GIVEN PROBLEM: Write the records out again, keeping each line exactly as it is.

EXTRACTED MATERIAL:
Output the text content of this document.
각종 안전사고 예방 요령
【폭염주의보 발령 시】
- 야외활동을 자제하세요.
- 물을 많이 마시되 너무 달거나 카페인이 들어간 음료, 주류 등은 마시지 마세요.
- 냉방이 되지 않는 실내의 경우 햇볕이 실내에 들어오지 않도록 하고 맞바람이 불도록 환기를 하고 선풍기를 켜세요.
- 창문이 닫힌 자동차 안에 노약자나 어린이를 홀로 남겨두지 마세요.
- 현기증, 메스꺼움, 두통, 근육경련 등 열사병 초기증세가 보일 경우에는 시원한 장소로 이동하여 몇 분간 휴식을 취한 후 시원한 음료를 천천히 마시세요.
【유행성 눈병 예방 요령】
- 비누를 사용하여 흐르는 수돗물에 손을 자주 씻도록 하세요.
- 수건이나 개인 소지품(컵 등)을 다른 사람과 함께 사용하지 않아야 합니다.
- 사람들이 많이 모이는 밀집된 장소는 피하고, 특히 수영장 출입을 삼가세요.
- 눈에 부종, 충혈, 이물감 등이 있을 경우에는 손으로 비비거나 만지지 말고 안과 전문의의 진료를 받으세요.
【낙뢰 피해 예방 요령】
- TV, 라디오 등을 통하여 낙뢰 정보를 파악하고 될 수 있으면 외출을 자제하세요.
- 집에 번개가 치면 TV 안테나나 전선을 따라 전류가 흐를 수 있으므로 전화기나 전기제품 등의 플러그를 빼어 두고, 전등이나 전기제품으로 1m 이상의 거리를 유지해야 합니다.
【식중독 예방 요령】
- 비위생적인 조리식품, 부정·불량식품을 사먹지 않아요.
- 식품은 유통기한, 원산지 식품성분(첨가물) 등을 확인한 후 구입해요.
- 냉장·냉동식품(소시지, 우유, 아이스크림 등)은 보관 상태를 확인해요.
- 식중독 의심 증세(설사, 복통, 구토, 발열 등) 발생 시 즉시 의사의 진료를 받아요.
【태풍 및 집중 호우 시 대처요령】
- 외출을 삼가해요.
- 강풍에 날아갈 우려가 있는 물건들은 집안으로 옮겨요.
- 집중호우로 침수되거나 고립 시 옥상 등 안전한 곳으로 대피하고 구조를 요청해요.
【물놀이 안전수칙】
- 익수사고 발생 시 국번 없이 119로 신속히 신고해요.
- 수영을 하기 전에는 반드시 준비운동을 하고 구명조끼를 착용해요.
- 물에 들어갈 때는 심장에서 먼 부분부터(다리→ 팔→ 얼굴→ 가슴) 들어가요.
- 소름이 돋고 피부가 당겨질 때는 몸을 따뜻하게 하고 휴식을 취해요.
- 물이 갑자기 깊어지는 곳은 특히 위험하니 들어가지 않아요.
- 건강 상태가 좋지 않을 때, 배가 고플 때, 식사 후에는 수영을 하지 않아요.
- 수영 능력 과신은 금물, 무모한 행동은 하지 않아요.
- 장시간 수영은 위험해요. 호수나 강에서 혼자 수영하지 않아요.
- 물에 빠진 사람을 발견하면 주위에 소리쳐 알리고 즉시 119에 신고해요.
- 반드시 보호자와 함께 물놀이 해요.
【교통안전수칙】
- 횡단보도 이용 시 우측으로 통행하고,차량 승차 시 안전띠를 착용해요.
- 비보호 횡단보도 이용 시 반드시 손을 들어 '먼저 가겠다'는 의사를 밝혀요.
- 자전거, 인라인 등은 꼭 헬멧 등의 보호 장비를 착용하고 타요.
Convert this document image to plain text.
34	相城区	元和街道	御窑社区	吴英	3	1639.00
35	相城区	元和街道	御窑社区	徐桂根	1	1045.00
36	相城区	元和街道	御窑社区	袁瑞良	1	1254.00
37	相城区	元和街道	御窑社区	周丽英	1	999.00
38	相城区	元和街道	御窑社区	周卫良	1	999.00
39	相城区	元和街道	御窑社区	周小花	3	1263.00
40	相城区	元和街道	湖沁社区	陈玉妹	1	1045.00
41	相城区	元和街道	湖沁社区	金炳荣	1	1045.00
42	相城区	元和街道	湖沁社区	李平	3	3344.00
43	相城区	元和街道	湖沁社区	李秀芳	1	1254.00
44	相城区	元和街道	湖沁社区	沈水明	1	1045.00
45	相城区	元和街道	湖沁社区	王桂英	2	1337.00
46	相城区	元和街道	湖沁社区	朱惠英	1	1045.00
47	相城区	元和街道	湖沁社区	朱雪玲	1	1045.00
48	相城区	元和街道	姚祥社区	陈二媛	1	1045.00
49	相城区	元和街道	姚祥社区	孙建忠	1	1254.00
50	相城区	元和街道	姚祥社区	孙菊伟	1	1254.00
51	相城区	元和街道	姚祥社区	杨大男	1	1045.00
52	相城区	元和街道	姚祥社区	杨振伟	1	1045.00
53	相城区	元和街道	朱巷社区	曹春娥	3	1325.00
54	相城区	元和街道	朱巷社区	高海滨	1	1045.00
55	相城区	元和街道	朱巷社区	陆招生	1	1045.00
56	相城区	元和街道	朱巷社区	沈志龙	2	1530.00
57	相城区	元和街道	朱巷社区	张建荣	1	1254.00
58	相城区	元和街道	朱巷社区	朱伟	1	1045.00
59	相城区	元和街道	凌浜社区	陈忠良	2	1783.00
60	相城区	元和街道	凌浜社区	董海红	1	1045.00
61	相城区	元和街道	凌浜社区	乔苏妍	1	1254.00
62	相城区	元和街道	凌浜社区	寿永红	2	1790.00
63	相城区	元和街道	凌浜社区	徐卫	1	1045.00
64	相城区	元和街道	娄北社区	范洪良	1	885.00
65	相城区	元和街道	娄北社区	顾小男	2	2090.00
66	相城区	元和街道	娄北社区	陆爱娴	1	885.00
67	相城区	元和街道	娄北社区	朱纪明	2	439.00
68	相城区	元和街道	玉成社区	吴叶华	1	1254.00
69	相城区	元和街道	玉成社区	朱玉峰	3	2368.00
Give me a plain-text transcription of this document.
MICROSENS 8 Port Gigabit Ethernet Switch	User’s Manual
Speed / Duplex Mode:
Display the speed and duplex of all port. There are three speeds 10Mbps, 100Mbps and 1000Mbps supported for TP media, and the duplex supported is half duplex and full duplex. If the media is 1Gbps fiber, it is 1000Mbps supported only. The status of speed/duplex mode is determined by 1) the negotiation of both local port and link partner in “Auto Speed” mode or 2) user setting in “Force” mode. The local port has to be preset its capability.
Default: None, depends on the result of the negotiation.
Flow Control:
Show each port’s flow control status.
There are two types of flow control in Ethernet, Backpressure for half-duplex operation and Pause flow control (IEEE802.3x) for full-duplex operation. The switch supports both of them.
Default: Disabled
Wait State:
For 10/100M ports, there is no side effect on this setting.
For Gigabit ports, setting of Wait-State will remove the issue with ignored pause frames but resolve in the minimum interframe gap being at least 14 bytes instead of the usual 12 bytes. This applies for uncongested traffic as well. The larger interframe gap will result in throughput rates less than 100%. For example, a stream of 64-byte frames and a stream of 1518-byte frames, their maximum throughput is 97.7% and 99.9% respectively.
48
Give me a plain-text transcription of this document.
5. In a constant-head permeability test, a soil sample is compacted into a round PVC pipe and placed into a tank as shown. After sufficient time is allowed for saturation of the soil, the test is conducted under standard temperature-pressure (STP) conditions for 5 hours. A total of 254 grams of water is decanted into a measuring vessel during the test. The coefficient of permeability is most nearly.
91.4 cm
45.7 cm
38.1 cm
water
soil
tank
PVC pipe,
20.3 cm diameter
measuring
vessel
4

OUTPUT FOR THIS TASK:
Output the text content of this document.
각종 안전사고 예방 요령
【폭염주의보 발령 시】
- 야외활동을 자제하세요.
- 물을 많이 마시되 너무 달거나 카페인이 들어간 음료, 주류 등은 마시지 마세요.
- 냉방이 되지 않는 실내의 경우 햇볕이 실내에 들어오지 않도록 하고 맞바람이 불도록 환기를 하고 선풍기를 켜세요.
- 창문이 닫힌 자동차 안에 노약자나 어린이를 홀로 남겨두지 마세요.
- 현기증, 메스꺼움, 두통, 근육경련 등 열사병 초기증세가 보일 경우에는 시원한 장소로 이동하여 몇 분간 휴식을 취한 후 시원한 음료를 천천히 마시세요.
【유행성 눈병 예방 요령】
- 비누를 사용하여 흐르는 수돗물에 손을 자주 씻도록 하세요.
- 수건이나 개인 소지품(컵 등)을 다른 사람과 함께 사용하지 않아야 합니다.
- 사람들이 많이 모이는 밀집된 장소는 피하고, 특히 수영장 출입을 삼가세요.
- 눈에 부종, 충혈, 이물감 등이 있을 경우에는 손으로 비비거나 만지지 말고 안과 전문의의 진료를 받으세요.
【낙뢰 피해 예방 요령】
- TV, 라디오 등을 통하여 낙뢰 정보를 파악하고 될 수 있으면 외출을 자제하세요.
- 집에 번개가 치면 TV 안테나나 전선을 따라 전류가 흐를 수 있으므로 전화기나 전기제품 등의 플러그를 빼어 두고, 전등이나 전기제품으로 1m 이상의 거리를 유지해야 합니다.
【식중독 예방 요령】
- 비위생적인 조리식품, 부정·불량식품을 사먹지 않아요.
- 식품은 유통기한, 원산지 식품성분(첨가물) 등을 확인한 후 구입해요.
- 냉장·냉동식품(소시지, 우유, 아이스크림 등)은 보관 상태를 확인해요.
- 식중독 의심 증세(설사, 복통, 구토, 발열 등) 발생 시 즉시 의사의 진료를 받아요.
【태풍 및 집중 호우 시 대처요령】
- 외출을 삼가해요.
- 강풍에 날아갈 우려가 있는 물건들은 집안으로 옮겨요.
- 집중호우로 침수되거나 고립 시 옥상 등 안전한 곳으로 대피하고 구조를 요청해요.
【물놀이 안전수칙】
- 익수사고 발생 시 국번 없이 119로 신속히 신고해요.
- 수영을 하기 전에는 반드시 준비운동을 하고 구명조끼를 착용해요.
- 물에 들어갈 때는 심장에서 먼 부분부터(다리→ 팔→ 얼굴→ 가슴) 들어가요.
- 소름이 돋고 피부가 당겨질 때는 몸을 따뜻하게 하고 휴식을 취해요.
- 물이 갑자기 깊어지는 곳은 특히 위험하니 들어가지 않아요.
- 건강 상태가 좋지 않을 때, 배가 고플 때, 식사 후에는 수영을 하지 않아요.
- 수영 능력 과신은 금물, 무모한 행동은 하지 않아요.
- 장시간 수영은 위험해요. 호수나 강에서 혼자 수영하지 않아요.
- 물에 빠진 사람을 발견하면 주위에 소리쳐 알리고 즉시 119에 신고해요.
- 반드시 보호자와 함께 물놀이 해요.
【교통안전수칙】
- 횡단보도 이용 시 우측으로 통행하고,차량 승차 시 안전띠를 착용해요.
- 비보호 횡단보도 이용 시 반드시 손을 들어 '먼저 가겠다'는 의사를 밝혀요.
- 자전거, 인라인 등은 꼭 헬멧 등의 보호 장비를 착용하고 타요.
Convert this document image to plain text.
34	相城区	元和街道	御窑社区	吴英	3	1639.00
35	相城区	元和街道	御窑社区	徐桂根	1	1045.00
36	相城区	元和街道	御窑社区	袁瑞良	1	1254.00
37	相城区	元和街道	御窑社区	周丽英	1	999.00
38	相城区	元和街道	御窑社区	周卫良	1	999.00
39	相城区	元和街道	御窑社区	周小花	3	1263.00
40	相城区	元和街道	湖沁社区	陈玉妹	1	1045.00
41	相城区	元和街道	湖沁社区	金炳荣	1	1045.00
42	相城区	元和街道	湖沁社区	李平	3	3344.00
43	相城区	元和街道	湖沁社区	李秀芳	1	1254.00
44	相城区	元和街道	湖沁社区	沈水明	1	1045.00
45	相城区	元和街道	湖沁社区	王桂英	2	1337.00
46	相城区	元和街道	湖沁社区	朱惠英	1	1045.00
47	相城区	元和街道	湖沁社区	朱雪玲	1	1045.00
48	相城区	元和街道	姚祥社区	陈二媛	1	1045.00
49	相城区	元和街道	姚祥社区	孙建忠	1	1254.00
50	相城区	元和街道	姚祥社区	孙菊伟	1	1254.00
51	相城区	元和街道	姚祥社区	杨大男	1	1045.00
52	相城区	元和街道	姚祥社区	杨振伟	1	1045.00
53	相城区	元和街道	朱巷社区	曹春娥	3	1325.00
54	相城区	元和街道	朱巷社区	高海滨	1	1045.00
55	相城区	元和街道	朱巷社区	陆招生	1	1045.00
56	相城区	元和街道	朱巷社区	沈志龙	2	1530.00
57	相城区	元和街道	朱巷社区	张建荣	1	1254.00
58	相城区	元和街道	朱巷社区	朱伟	1	1045.00
59	相城区	元和街道	凌浜社区	陈忠良	2	1783.00
60	相城区	元和街道	凌浜社区	董海红	1	1045.00
61	相城区	元和街道	凌浜社区	乔苏妍	1	1254.00
62	相城区	元和街道	凌浜社区	寿永红	2	1790.00
63	相城区	元和街道	凌浜社区	徐卫	1	1045.00
64	相城区	元和街道	娄北社区	范洪良	1	885.00
65	相城区	元和街道	娄北社区	顾小男	2	2090.00
66	相城区	元和街道	娄北社区	陆爱娴	1	885.00
67	相城区	元和街道	娄北社区	朱纪明	2	439.00
68	相城区	元和街道	玉成社区	吴叶华	1	1254.00
69	相城区	元和街道	玉成社区	朱玉峰	3	2368.00
Give me a plain-text transcription of this document.
MICROSENS 8 Port Gigabit Ethernet Switch	User’s Manual
Speed / Duplex Mode:
Display the speed and duplex of all port. There are three speeds 10Mbps, 100Mbps and 1000Mbps supported for TP media, and the duplex supported is half duplex and full duplex. If the media is 1Gbps fiber, it is 1000Mbps supported only. The status of speed/duplex mode is determined by 1) the negotiation of both local port and link partner in “Auto Speed” mode or 2) user setting in “Force” mode. The local port has to be preset its capability.
Default: None, depends on the result of the negotiation.
Flow Control:
Show each port’s flow control status.
There are two types of flow control in Ethernet, Backpressure for half-duplex operation and Pause flow control (IEEE802.3x) for full-duplex operation. The switch supports both of them.
Default: Disabled
Wait State:
For 10/100M ports, there is no side effect on this setting.
For Gigabit ports, setting of Wait-State will remove the issue with ignored pause frames but resolve in the minimum interframe gap being at least 14 bytes instead of the usual 12 bytes. This applies for uncongested traffic as well. The larger interframe gap will result in throughput rates less than 100%. For example, a stream of 64-byte frames and a stream of 1518-byte frames, their maximum throughput is 97.7% and 99.9% respectively.
48
Give me a plain-text transcription of this document.
5. In a constant-head permeability test, a soil sample is compacted into a round PVC pipe and placed into a tank as shown. After sufficient time is allowed for saturation of the soil, the test is conducted under standard temperature-pressure (STP) conditions for 5 hours. A total of 254 grams of water is decanted into a measuring vessel during the test. The coefficient of permeability is most nearly.
91.4 cm
45.7 cm
38.1 cm
water
soil
tank
PVC pipe,
20.3 cm diameter
measuring
vessel
4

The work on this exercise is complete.